Stored dataset items
-- begin --
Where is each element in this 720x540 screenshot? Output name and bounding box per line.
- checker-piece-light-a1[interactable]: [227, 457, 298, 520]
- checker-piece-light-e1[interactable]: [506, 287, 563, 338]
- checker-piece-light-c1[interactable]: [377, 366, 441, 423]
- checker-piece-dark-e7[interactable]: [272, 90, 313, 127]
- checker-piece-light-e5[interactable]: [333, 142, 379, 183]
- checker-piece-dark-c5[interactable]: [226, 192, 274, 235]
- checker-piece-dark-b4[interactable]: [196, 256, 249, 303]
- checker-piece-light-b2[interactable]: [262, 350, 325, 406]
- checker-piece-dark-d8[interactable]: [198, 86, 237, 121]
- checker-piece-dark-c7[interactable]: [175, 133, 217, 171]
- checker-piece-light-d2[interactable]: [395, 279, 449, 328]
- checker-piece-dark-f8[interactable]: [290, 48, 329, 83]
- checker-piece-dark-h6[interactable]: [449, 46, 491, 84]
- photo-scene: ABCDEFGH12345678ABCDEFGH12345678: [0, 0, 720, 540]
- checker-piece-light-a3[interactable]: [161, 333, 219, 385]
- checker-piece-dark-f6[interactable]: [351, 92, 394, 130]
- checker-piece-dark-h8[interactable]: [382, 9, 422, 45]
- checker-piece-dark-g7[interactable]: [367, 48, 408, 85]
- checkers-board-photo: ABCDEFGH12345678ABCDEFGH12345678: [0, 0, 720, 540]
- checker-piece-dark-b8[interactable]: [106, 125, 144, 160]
-- end --
Task statement:
Print the rows above again, unchanged.

Full solution:
Where is each element in this 720x540 screenshot? Output name and bounding box per line.
- checker-piece-light-a1[interactable]: [227, 457, 298, 520]
- checker-piece-light-e1[interactable]: [506, 287, 563, 338]
- checker-piece-light-c1[interactable]: [377, 366, 441, 423]
- checker-piece-dark-e7[interactable]: [272, 90, 313, 127]
- checker-piece-light-e5[interactable]: [333, 142, 379, 183]
- checker-piece-dark-c5[interactable]: [226, 192, 274, 235]
- checker-piece-dark-b4[interactable]: [196, 256, 249, 303]
- checker-piece-light-b2[interactable]: [262, 350, 325, 406]
- checker-piece-dark-d8[interactable]: [198, 86, 237, 121]
- checker-piece-dark-c7[interactable]: [175, 133, 217, 171]
- checker-piece-light-d2[interactable]: [395, 279, 449, 328]
- checker-piece-dark-f8[interactable]: [290, 48, 329, 83]
- checker-piece-dark-h6[interactable]: [449, 46, 491, 84]
- photo-scene: ABCDEFGH12345678ABCDEFGH12345678: [0, 0, 720, 540]
- checker-piece-light-a3[interactable]: [161, 333, 219, 385]
- checker-piece-dark-f6[interactable]: [351, 92, 394, 130]
- checker-piece-dark-h8[interactable]: [382, 9, 422, 45]
- checker-piece-dark-g7[interactable]: [367, 48, 408, 85]
- checkers-board-photo: ABCDEFGH12345678ABCDEFGH12345678: [0, 0, 720, 540]
- checker-piece-dark-b8[interactable]: [106, 125, 144, 160]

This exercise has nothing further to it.